Dataset items:
##############################
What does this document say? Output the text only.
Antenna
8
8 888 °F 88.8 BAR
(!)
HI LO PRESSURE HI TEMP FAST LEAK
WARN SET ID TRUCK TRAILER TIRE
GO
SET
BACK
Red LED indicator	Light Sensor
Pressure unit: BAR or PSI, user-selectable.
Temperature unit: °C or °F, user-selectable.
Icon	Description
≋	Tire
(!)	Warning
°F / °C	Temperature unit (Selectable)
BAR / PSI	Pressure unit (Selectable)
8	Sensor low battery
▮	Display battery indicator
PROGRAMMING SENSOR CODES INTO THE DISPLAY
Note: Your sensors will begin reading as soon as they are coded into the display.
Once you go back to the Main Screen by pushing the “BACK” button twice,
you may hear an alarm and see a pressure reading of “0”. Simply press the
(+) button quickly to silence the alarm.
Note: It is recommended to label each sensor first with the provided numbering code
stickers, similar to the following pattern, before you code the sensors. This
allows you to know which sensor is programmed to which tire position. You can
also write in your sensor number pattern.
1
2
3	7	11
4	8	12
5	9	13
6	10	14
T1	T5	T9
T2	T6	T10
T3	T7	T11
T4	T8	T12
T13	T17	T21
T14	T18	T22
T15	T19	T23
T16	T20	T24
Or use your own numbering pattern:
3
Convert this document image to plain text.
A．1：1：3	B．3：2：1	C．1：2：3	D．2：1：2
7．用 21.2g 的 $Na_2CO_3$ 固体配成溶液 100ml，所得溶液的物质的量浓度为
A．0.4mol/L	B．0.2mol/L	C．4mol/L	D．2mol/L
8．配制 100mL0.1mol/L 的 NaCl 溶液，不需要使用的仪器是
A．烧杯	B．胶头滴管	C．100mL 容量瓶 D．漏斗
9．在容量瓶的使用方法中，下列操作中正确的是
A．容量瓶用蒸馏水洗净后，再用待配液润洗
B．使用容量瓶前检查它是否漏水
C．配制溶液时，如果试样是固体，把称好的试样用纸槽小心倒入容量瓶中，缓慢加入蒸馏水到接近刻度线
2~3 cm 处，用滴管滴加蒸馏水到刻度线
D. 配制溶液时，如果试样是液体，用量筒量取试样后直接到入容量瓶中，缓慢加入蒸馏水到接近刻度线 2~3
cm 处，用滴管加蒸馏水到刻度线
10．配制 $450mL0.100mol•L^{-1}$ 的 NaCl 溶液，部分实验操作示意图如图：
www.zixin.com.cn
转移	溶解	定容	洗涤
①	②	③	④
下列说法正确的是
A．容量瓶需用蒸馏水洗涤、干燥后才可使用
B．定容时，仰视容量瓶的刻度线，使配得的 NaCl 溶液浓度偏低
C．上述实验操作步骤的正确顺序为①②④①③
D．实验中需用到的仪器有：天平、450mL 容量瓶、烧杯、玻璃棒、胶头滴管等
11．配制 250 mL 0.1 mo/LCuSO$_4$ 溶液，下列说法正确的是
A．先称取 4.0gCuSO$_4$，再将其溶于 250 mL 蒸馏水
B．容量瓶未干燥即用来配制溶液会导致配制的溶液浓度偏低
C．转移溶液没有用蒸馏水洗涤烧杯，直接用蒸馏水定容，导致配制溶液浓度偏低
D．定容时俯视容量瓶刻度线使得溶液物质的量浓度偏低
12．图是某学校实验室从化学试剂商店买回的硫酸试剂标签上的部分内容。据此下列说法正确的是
##############################
* [TASK STATEMENT] Scan the listing above and copy all lines containing the word "document".

* [SOLVED EXERCISE]
What does this document say? Output the text only.
Convert this document image to plain text.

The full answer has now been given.